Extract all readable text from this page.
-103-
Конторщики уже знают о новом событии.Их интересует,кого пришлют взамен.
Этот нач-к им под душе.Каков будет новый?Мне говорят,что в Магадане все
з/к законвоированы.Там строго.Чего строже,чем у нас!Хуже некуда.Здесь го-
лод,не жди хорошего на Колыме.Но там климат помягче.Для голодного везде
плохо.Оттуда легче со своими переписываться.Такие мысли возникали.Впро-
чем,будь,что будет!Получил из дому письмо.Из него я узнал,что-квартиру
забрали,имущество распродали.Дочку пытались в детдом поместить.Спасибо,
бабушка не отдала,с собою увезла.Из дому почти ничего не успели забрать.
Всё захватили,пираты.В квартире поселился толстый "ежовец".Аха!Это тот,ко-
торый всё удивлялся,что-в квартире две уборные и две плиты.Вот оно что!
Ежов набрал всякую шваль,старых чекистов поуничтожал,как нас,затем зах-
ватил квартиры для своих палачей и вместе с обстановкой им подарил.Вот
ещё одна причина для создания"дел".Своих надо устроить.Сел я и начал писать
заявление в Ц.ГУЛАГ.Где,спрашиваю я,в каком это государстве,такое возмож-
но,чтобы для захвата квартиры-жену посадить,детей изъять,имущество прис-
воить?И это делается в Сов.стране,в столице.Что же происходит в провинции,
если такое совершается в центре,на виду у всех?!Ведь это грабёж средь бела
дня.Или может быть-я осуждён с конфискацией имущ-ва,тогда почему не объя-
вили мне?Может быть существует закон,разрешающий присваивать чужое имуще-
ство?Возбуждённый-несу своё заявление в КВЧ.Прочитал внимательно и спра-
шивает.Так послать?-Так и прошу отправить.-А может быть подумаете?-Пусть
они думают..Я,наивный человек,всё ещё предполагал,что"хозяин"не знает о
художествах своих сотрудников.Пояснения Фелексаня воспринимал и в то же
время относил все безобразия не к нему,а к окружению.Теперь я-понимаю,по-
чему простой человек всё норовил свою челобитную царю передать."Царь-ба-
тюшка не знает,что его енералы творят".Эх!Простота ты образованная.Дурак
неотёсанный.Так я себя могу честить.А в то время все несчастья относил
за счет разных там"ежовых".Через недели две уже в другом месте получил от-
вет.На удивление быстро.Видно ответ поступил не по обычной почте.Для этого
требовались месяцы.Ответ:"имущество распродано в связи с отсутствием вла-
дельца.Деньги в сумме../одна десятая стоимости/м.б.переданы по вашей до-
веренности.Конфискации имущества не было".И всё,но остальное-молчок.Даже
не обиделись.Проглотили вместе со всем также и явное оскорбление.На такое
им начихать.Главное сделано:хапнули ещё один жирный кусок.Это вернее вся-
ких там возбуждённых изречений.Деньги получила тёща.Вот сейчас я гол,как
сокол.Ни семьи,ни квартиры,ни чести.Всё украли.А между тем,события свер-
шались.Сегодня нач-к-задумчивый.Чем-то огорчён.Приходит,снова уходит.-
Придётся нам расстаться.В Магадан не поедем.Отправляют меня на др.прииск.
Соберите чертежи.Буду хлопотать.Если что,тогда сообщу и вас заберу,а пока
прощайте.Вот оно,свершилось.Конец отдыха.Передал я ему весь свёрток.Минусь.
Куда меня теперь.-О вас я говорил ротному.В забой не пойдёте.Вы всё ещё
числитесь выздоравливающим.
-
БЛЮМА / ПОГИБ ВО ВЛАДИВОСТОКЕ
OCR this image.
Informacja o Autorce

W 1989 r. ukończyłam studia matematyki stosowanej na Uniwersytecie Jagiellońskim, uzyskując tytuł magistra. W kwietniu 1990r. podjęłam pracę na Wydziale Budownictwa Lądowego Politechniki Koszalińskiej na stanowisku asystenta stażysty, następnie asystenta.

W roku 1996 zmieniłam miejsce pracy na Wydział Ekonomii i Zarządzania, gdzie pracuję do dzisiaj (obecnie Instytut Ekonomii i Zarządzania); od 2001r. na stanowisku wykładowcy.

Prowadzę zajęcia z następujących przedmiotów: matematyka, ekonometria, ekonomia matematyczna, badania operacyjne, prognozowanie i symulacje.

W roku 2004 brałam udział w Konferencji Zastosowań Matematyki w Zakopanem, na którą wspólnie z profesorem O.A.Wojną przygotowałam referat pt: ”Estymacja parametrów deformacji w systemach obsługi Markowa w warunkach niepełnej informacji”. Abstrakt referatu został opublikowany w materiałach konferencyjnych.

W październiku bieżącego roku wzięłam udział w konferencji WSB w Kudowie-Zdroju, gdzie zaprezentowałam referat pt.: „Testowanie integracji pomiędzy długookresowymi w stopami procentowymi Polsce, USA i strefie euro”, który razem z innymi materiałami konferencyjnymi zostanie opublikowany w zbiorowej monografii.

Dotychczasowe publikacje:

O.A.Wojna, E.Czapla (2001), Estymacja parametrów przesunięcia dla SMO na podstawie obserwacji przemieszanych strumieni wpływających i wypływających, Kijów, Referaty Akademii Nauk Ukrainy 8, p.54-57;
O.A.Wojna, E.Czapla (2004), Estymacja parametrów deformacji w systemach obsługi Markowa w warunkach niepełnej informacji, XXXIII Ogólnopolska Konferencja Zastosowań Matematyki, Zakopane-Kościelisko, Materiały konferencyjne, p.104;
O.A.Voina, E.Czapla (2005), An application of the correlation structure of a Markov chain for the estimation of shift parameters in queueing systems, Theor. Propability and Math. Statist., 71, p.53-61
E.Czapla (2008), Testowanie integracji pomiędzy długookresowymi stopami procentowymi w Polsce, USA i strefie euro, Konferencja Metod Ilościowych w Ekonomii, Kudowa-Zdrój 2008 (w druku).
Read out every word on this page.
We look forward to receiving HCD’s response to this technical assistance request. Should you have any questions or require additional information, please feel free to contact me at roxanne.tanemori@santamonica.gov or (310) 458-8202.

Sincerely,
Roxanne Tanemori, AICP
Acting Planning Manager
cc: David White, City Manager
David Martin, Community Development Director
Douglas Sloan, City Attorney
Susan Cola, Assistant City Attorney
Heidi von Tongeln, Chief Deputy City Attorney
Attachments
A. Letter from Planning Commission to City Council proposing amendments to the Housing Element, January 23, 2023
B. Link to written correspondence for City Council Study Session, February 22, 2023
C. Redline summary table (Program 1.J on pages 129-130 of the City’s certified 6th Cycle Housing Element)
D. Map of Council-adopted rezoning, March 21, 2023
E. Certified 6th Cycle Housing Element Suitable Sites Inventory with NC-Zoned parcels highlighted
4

----------------------------------------

-- Requirement --
Which lines contain the word "strefie"? Return each of them.

-- Written answer --
W październiku bieżącego roku wzięłam udział w konferencji WSB w Kudowie-Zdroju, gdzie zaprezentowałam referat pt.: „Testowanie integracji pomiędzy długookresowymi w stopami procentowymi Polsce, USA i strefie euro”, który razem z innymi materiałami konferencyjnymi zostanie opublikowany w zbiorowej monografii.
E.Czapla (2008), Testowanie integracji pomiędzy długookresowymi stopami procentowymi w Polsce, USA i strefie euro, Konferencja Metod Ilościowych w Ekonomii, Kudowa-Zdrój 2008 (w druku).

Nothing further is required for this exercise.